Wat je doet:
A: Neem uit de recensie van Cats letterlijk alles over vanaf "Een van de bekendste" tot en met "het laatste kwartier.".
B: Vat de recensie van Cats samen in twee zinnen.

Cats
Ik ben blij dat we bij Cine geen sterren geven, want ik zou niet weten of Cats er één of vijf verdient. Tom Hoopers musicalverfilming is geen goede film volgens traditionele kwaliteitsstandaarden aangaande plotstructuur en personages, maar ik kan zo een hele zooi ‘betere’ films noemen die ik minder graag opnieuw zou kijken.
Een van de bekendste feiten over de oorspronkelijke musical Cats, de monsterhit van Andrew Lloyd Webber uit 1981, is dat er voor het merendeel van de speeltijd niets gebeurt. We maken kennis met allerlei verschillende katten, met gekke namen als Rum Tum Tugger en Jennyanydots, die zich middels een liedje voorstellen – en na dat liedje geen enkele relevantie meer blijken te hebben voor de plot. Voor zover er een verhaal is, gaat dat over ‘Jellicle-katten’ (er wordt uitleg gezongen over wat een Jellicle-kat is, maar vraag het me niet) die uitkijken naar het Jellicle-bal, waar een van hen uitverkoren zal worden om herboren te worden in een nieuw Jellicle-leven. Dat gebeurt dan in het laatste kwartier.

De fans van Cats – een groep waartoe ik mezelf overigens niet reken – gingen dan ook niet keer op keer naar die musical voor het verhaal, maar om te zien hoe de nummers uitgevoerd worden. En daar zie je al het eerste probleem waar je tegenaan loopt bij een verfilming: Cats is meer een spektakelconcert dan een toneelstuk. Als elke kat die een liedje zingt een volwaardige rol moet gaan spelen in een scenario, zou dat leiden tot een epos van minstens vijf uur. En liedjes schrappen wil je dan ook weer niet, hoe groot de verleiding van de editor ook geweest moet zijn om te zeggen: ‘Als ik deze tien minuten eruit haal, verandert dat letterlijk niets aan de plot.’
Kortom: wat op een podium werkt, werkt niet per se in een film. Hooper lijkt dat te weten, want hij probeert in zijn bewerking iets van een plot toe te voegen met een aantal magische ontvoeringen – maar het is veel te summier en makkelijk opgelost. Dat verhaalprobleem is eigenlijk veel groter dan het veelbesproken uiterlijk van de katten.

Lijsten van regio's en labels
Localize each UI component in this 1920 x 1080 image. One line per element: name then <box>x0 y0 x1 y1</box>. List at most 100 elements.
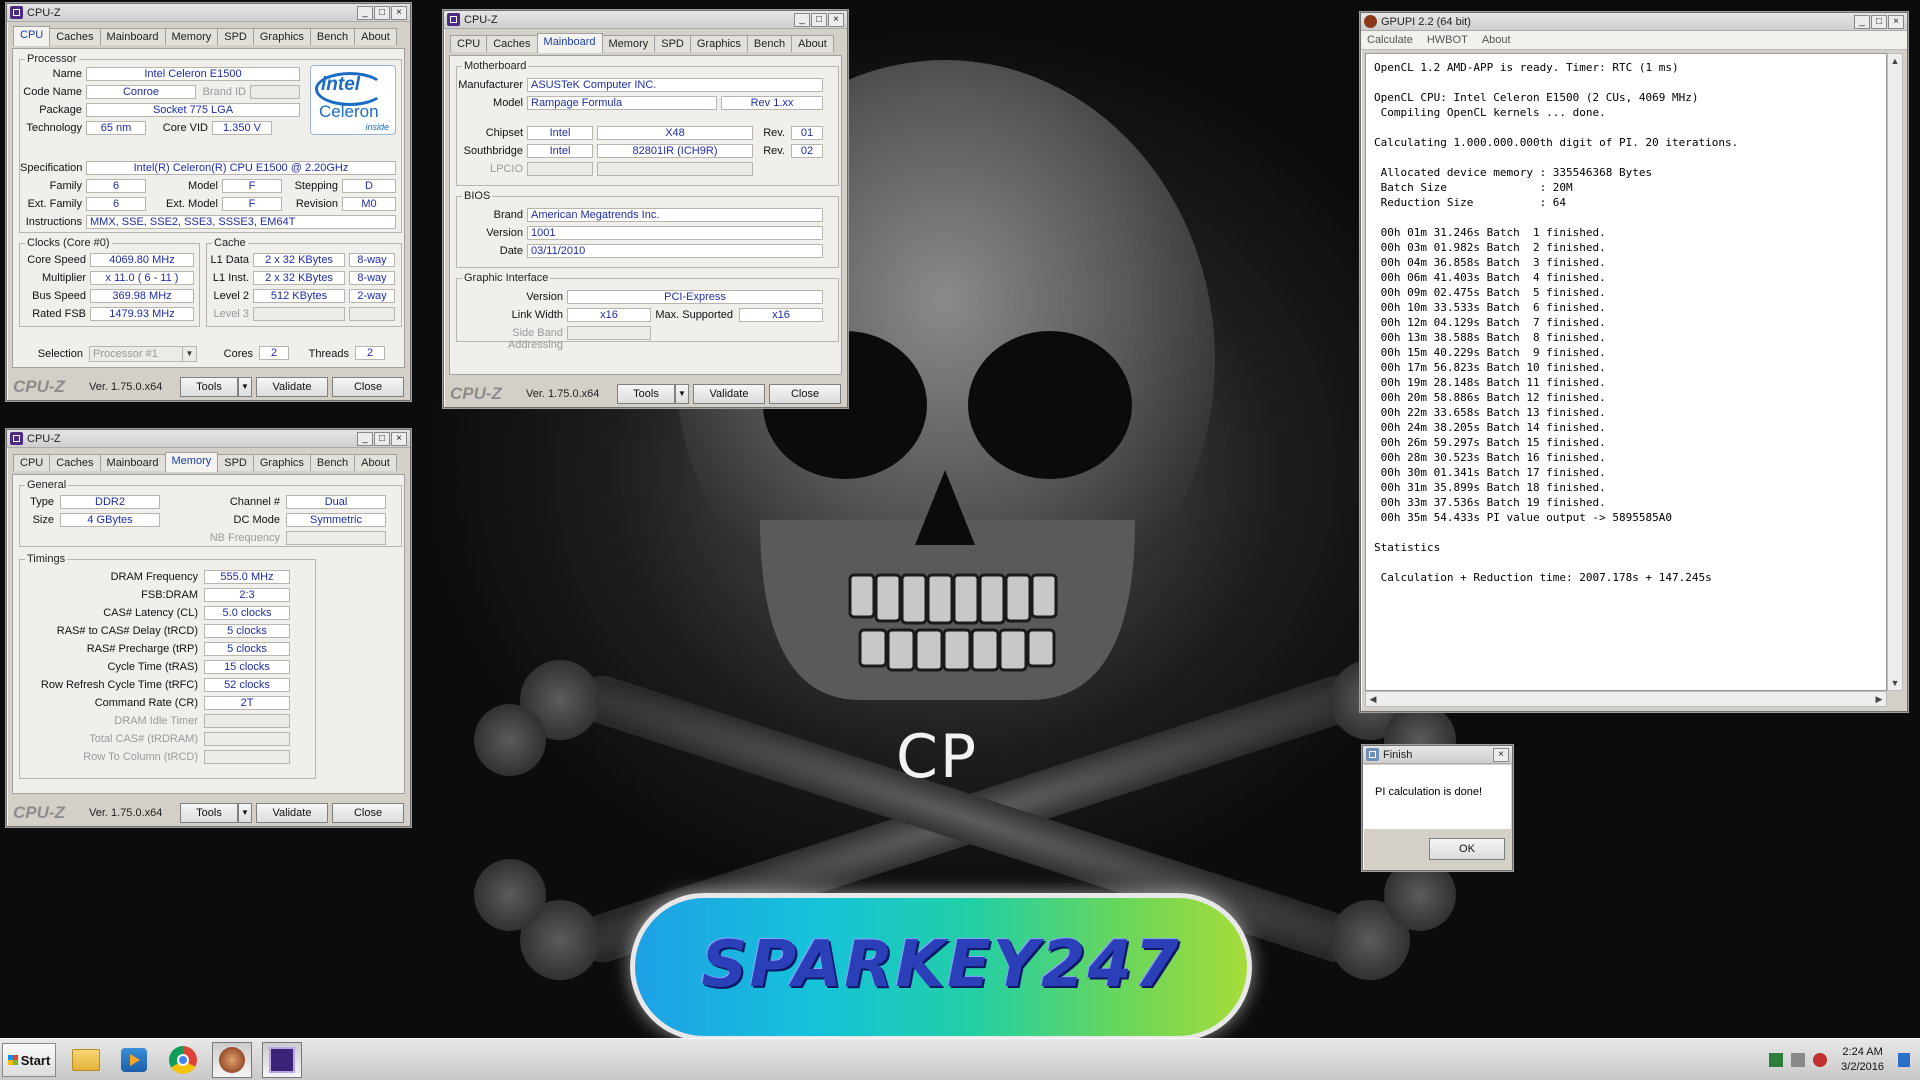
tab-caches[interactable]: Caches <box>486 35 538 52</box>
package-label: Package <box>39 104 82 116</box>
gpupi-taskbar-button[interactable] <box>212 1042 252 1078</box>
tab-bench[interactable]: Bench <box>309 454 356 471</box>
close-window-button[interactable]: × <box>391 431 407 446</box>
tab-graphics[interactable]: Graphics <box>252 28 311 45</box>
maximize-button[interactable]: □ <box>1871 14 1887 29</box>
tools-dropdown-icon[interactable]: ▼ <box>675 384 689 404</box>
bios-brand-value: American Megatrends Inc. <box>527 208 823 222</box>
maximize-button[interactable]: □ <box>374 431 390 446</box>
titlebar[interactable]: CPU-Z _ □ × <box>7 430 410 448</box>
titlebar[interactable]: GPUPI 2.2 (64 bit) _ □ × <box>1361 13 1907 31</box>
log-line: 00h 03m 01.982s Batch 2 finished. <box>1374 241 1606 254</box>
tab-caches[interactable]: Caches <box>49 28 101 45</box>
extmodel-value: F <box>222 197 282 211</box>
vertical-scrollbar[interactable]: ▲ ▼ <box>1887 53 1903 691</box>
tools-button[interactable]: Tools <box>180 377 238 397</box>
explorer-taskbar-button[interactable] <box>66 1042 106 1078</box>
lpcio-label: LPCIO <box>489 163 523 175</box>
group-title: Processor <box>25 53 79 65</box>
window-title: CPU-Z <box>464 13 498 26</box>
titlebar[interactable]: CPU-Z _ □ × <box>444 11 847 29</box>
action-center-icon[interactable] <box>1791 1053 1806 1067</box>
scroll-up-icon[interactable]: ▲ <box>1888 54 1902 68</box>
menu-about[interactable]: About <box>1482 34 1511 46</box>
timing-value: 5 clocks <box>204 624 290 638</box>
minimize-button[interactable]: _ <box>1854 14 1870 29</box>
tab-memory[interactable]: Memory <box>164 452 219 472</box>
close-button[interactable]: Close <box>332 803 404 823</box>
titlebar[interactable]: CPU-Z _ □ × <box>7 4 410 22</box>
tab-memory[interactable]: Memory <box>164 28 219 45</box>
show-desktop-icon[interactable] <box>1898 1053 1910 1067</box>
tab-caches[interactable]: Caches <box>49 454 101 471</box>
output-log[interactable]: OpenCL 1.2 AMD-APP is ready. Timer: RTC … <box>1365 53 1887 691</box>
close-button[interactable]: Close <box>769 384 841 404</box>
chrome-taskbar-button[interactable] <box>163 1042 203 1078</box>
tab-memory[interactable]: Memory <box>601 35 656 52</box>
tab-about[interactable]: About <box>354 28 397 45</box>
close-button[interactable]: Close <box>332 377 404 397</box>
network-icon[interactable] <box>1769 1053 1784 1067</box>
clock[interactable]: 2:24 AM 3/2/2016 <box>1841 1045 1884 1075</box>
tools-button[interactable]: Tools <box>617 384 675 404</box>
motherboard-group: Motherboard Manufacturer ASUSTeK Compute… <box>456 60 839 186</box>
close-window-button[interactable]: × <box>828 12 844 27</box>
tab-graphics[interactable]: Graphics <box>689 35 748 52</box>
tab-spd[interactable]: SPD <box>654 35 691 52</box>
sideband-value <box>567 326 651 340</box>
scroll-left-icon[interactable]: ◀ <box>1366 692 1380 706</box>
scroll-right-icon[interactable]: ▶ <box>1872 692 1886 706</box>
tools-dropdown-icon[interactable]: ▼ <box>238 377 252 397</box>
processor-select[interactable]: Processor #1 ▼ <box>89 346 197 362</box>
minimize-button[interactable]: _ <box>794 12 810 27</box>
horizontal-scrollbar[interactable]: ◀ ▶ <box>1365 691 1887 707</box>
scroll-down-icon[interactable]: ▼ <box>1888 676 1902 690</box>
tools-dropdown-icon[interactable]: ▼ <box>238 803 252 823</box>
tab-bench[interactable]: Bench <box>746 35 793 52</box>
tab-spd[interactable]: SPD <box>217 454 254 471</box>
titlebar[interactable]: Finish × <box>1363 746 1512 764</box>
tab-bench[interactable]: Bench <box>309 28 356 45</box>
level2-value: 512 KBytes <box>253 289 345 303</box>
tab-cpu[interactable]: CPU <box>13 26 51 46</box>
type-label: Type <box>30 496 54 508</box>
volume-muted-icon[interactable] <box>1813 1053 1828 1067</box>
corevid-value: 1.350 V <box>212 121 272 135</box>
validate-button[interactable]: Validate <box>256 377 328 397</box>
tab-cpu[interactable]: CPU <box>450 35 488 52</box>
close-window-button[interactable]: × <box>1493 747 1509 762</box>
minimize-button[interactable]: _ <box>357 5 373 20</box>
cpuz-cpu-window: CPU-Z _ □ × CPU Caches Mainboard Memory … <box>6 3 411 401</box>
tab-cpu[interactable]: CPU <box>13 454 51 471</box>
gpupi-window: GPUPI 2.2 (64 bit) _ □ × Calculate HWBOT… <box>1360 12 1908 712</box>
validate-button[interactable]: Validate <box>256 803 328 823</box>
close-window-button[interactable]: × <box>1888 14 1904 29</box>
validate-button[interactable]: Validate <box>693 384 765 404</box>
menu-hwbot[interactable]: HWBOT <box>1427 34 1468 46</box>
dcmode-label: DC Mode <box>233 514 280 526</box>
instructions-value: MMX, SSE, SSE2, SSE3, SSSE3, EM64T <box>86 215 396 229</box>
tab-graphics[interactable]: Graphics <box>252 454 311 471</box>
media-player-taskbar-button[interactable] <box>114 1042 154 1078</box>
start-button[interactable]: Start <box>2 1043 56 1077</box>
tab-mainboard[interactable]: Mainboard <box>99 454 166 471</box>
tab-about[interactable]: About <box>354 454 397 471</box>
maximize-button[interactable]: □ <box>811 12 827 27</box>
close-window-button[interactable]: × <box>391 5 407 20</box>
cpuz-taskbar-button[interactable] <box>262 1042 302 1078</box>
menu-calculate[interactable]: Calculate <box>1367 34 1413 46</box>
timing-value: 555.0 MHz <box>204 570 290 584</box>
minimize-button[interactable]: _ <box>357 431 373 446</box>
dialog-message: PI calculation is done! <box>1375 786 1483 798</box>
l1data-label: L1 Data <box>210 254 249 266</box>
tools-button[interactable]: Tools <box>180 803 238 823</box>
maximize-button[interactable]: □ <box>374 5 390 20</box>
celeron-logo-text: Celeron <box>319 102 379 121</box>
tab-about[interactable]: About <box>791 35 834 52</box>
tab-mainboard[interactable]: Mainboard <box>536 33 603 53</box>
specification-label: Specification <box>20 162 83 174</box>
tab-mainboard[interactable]: Mainboard <box>99 28 166 45</box>
ok-button[interactable]: OK <box>1429 838 1505 860</box>
tab-spd[interactable]: SPD <box>217 28 254 45</box>
l1data-value: 2 x 32 KBytes <box>253 253 345 267</box>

Antwoorden:
A:
Een van de bekendste feiten over de oorspronkelijke musical Cats, de monsterhit van Andrew Lloyd Webber uit 1981, is dat er voor het merendeel van de speeltijd niets gebeurt. We maken kennis met allerlei verschillende katten, met gekke namen als Rum Tum Tugger en Jennyanydots, die zich middels een liedje voorstellen – en na dat liedje geen enkele relevantie meer blijken te hebben voor de plot. Voor zover er een verhaal is, gaat dat over ‘Jellicle-katten’ (er wordt uitleg gezongen over wat een Jellicle-kat is, maar vraag het me niet) die uitkijken naar het Jellicle-bal, waar een van hen uitverkoren zal worden om herboren te worden in een nieuw Jellicle-leven. Dat gebeurt dan in het laatste kwartier.

B: Tom Hoopers verfilming van Cats is volgens traditionele maatstaven voor plotstructuur en personages geen goede film, al kijkt de recensent haar liever opnieuw dan veel 'betere' films. Omdat de oorspronkelijke musical meer een spektakelconcert dan een toneelstuk is, voegt Hooper met magische ontvoeringen een plot toe, maar dat is te summier en makkelijk opgelost, en dat verhaalprobleem weegt zwaarder dan het uiterlijk van de katten.